§ **Aim of the task**:
Copy out the whole listing exactly as written, leaving the pictures behind.
******************************
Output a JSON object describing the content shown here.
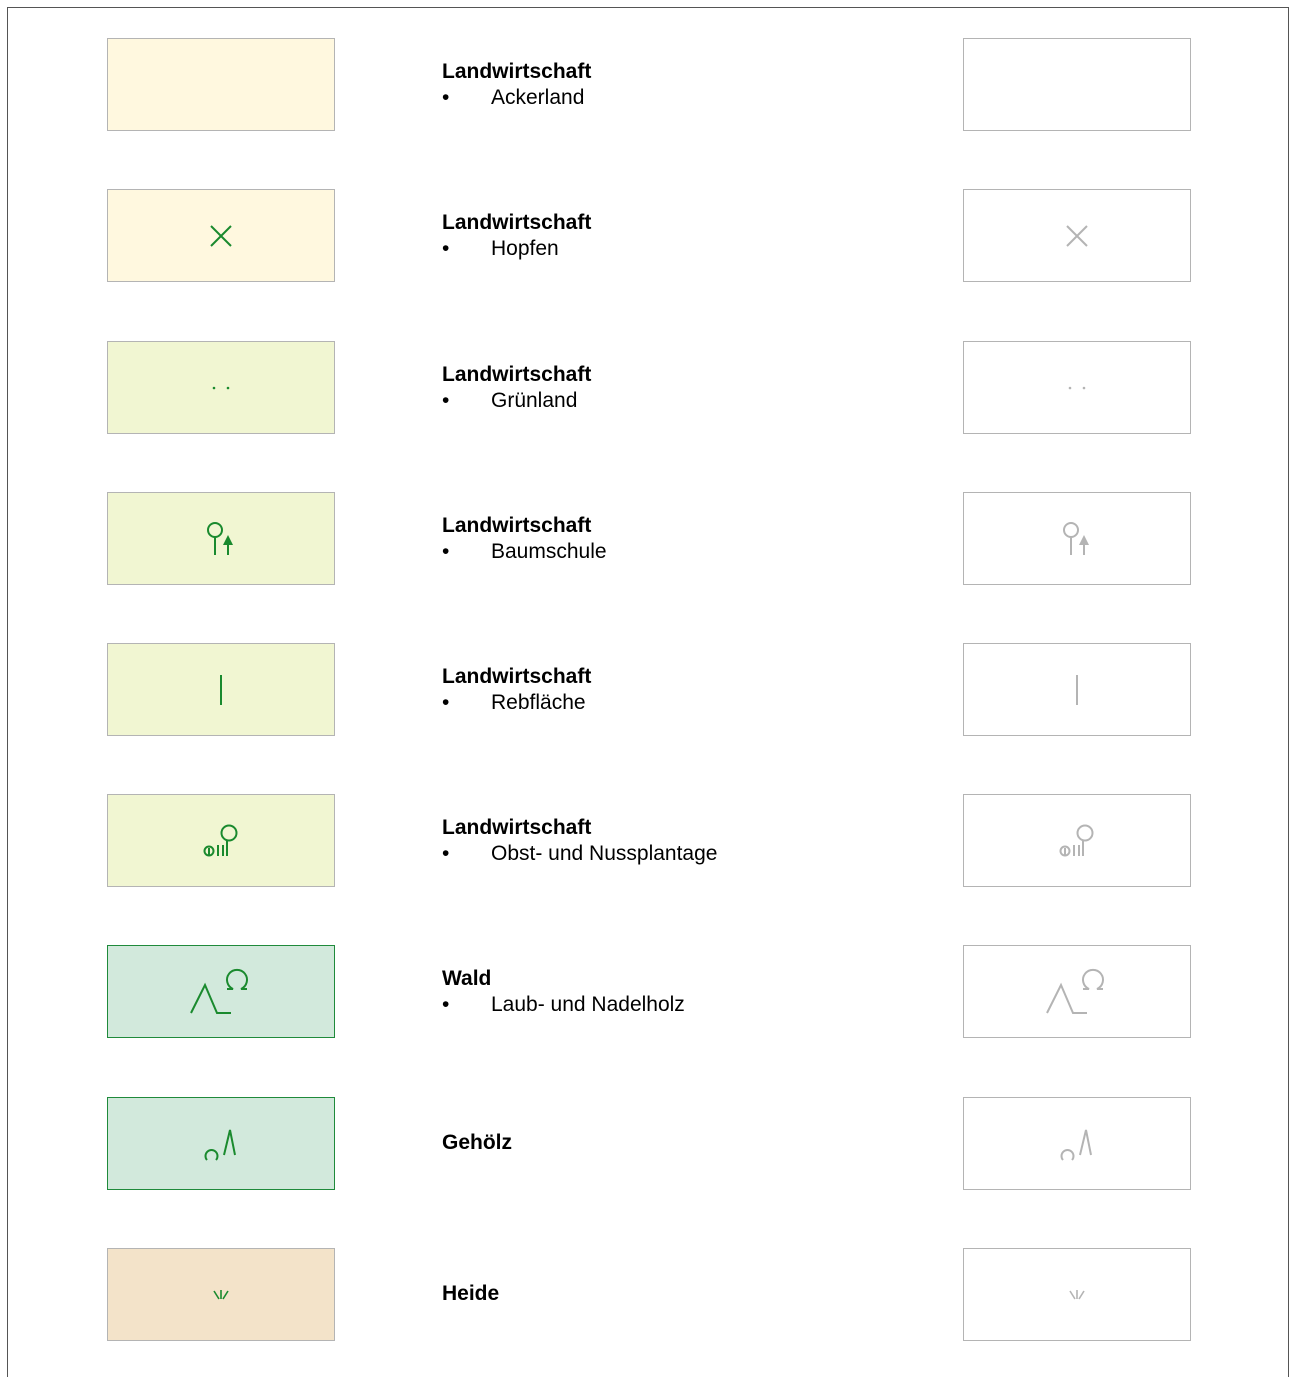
{
  "colors": {
    "symbol_green": "#1a8a2e",
    "symbol_gray": "#b4b4b4",
    "fill_ackerland": "#fff8df",
    "fill_hopfen": "#fff8df",
    "fill_gruenland": "#f1f6d2",
    "fill_baumschule": "#f1f6d2",
    "fill_rebflaeche": "#f1f6d2",
    "fill_obst": "#f1f6d2",
    "fill_wald": "#d2e9dc",
    "fill_gehoelz": "#d2e9dc",
    "fill_heide": "#f3e3c9"
  },
  "legend": [
    {
      "title": "Landwirtschaft",
      "item": "Ackerland",
      "symbol": "none"
    },
    {
      "title": "Landwirtschaft",
      "item": "Hopfen",
      "symbol": "cross-icon"
    },
    {
      "title": "Landwirtschaft",
      "item": "Grünland",
      "symbol": "dots-icon"
    },
    {
      "title": "Landwirtschaft",
      "item": "Baumschule",
      "symbol": "nursery-tree-icon"
    },
    {
      "title": "Landwirtschaft",
      "item": "Rebfläche",
      "symbol": "vine-line-icon"
    },
    {
      "title": "Landwirtschaft",
      "item": "Obst- und Nussplantage",
      "symbol": "orchard-icon"
    },
    {
      "title": "Wald",
      "item": "Laub- und Nadelholz",
      "symbol": "mixed-forest-icon"
    },
    {
      "title": "Gehölz",
      "item": "",
      "symbol": "shrub-icon"
    },
    {
      "title": "Heide",
      "item": "",
      "symbol": "heath-icon"
    }
  ]
}
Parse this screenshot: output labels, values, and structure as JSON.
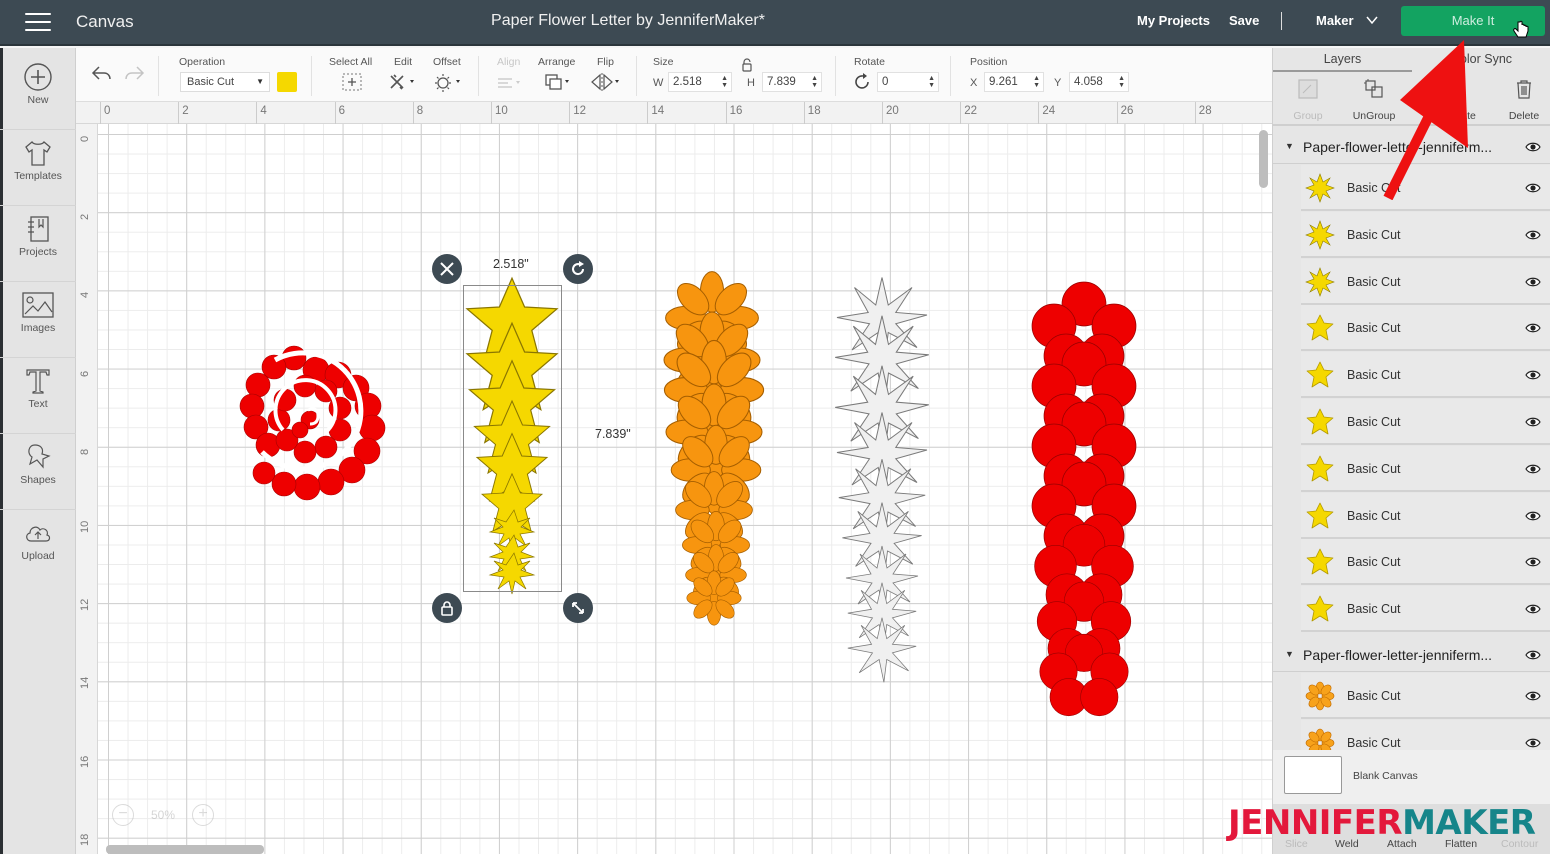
******************************
§ **Exercise result**:
Output a JSON object describing the content shown here.
{
  "colors": {
    "symbol_green": "#1a8a2e",
    "symbol_gray": "#b4b4b4",
    "fill_ackerland": "#fff8df",
    "fill_hopfen": "#fff8df",
    "fill_gruenland": "#f1f6d2",
    "fill_baumschule": "#f1f6d2",
    "fill_rebflaeche": "#f1f6d2",
    "fill_obst": "#f1f6d2",
    "fill_wald": "#d2e9dc",
    "fill_gehoelz": "#d2e9dc",
    "fill_heide": "#f3e3c9"
  },
  "legend": [
    {
      "title": "Landwirtschaft",
      "item": "Ackerland",
      "symbol": "none"
    },
    {
      "title": "Landwirtschaft",
      "item": "Hopfen",
      "symbol": "cross-icon"
    },
    {
      "title": "Landwirtschaft",
      "item": "Grünland",
      "symbol": "dots-icon"
    },
    {
      "title": "Landwirtschaft",
      "item": "Baumschule",
      "symbol": "nursery-tree-icon"
    },
    {
      "title": "Landwirtschaft",
      "item": "Rebfläche",
      "symbol": "vine-line-icon"
    },
    {
      "title": "Landwirtschaft",
      "item": "Obst- und Nussplantage",
      "symbol": "orchard-icon"
    },
    {
      "title": "Wald",
      "item": "Laub- und Nadelholz",
      "symbol": "mixed-forest-icon"
    },
    {
      "title": "Gehölz",
      "item": "",
      "symbol": "shrub-icon"
    },
    {
      "title": "Heide",
      "item": "",
      "symbol": "heath-icon"
    }
  ]
}
Parse this screenshot: output labels, values, and structure as JSON.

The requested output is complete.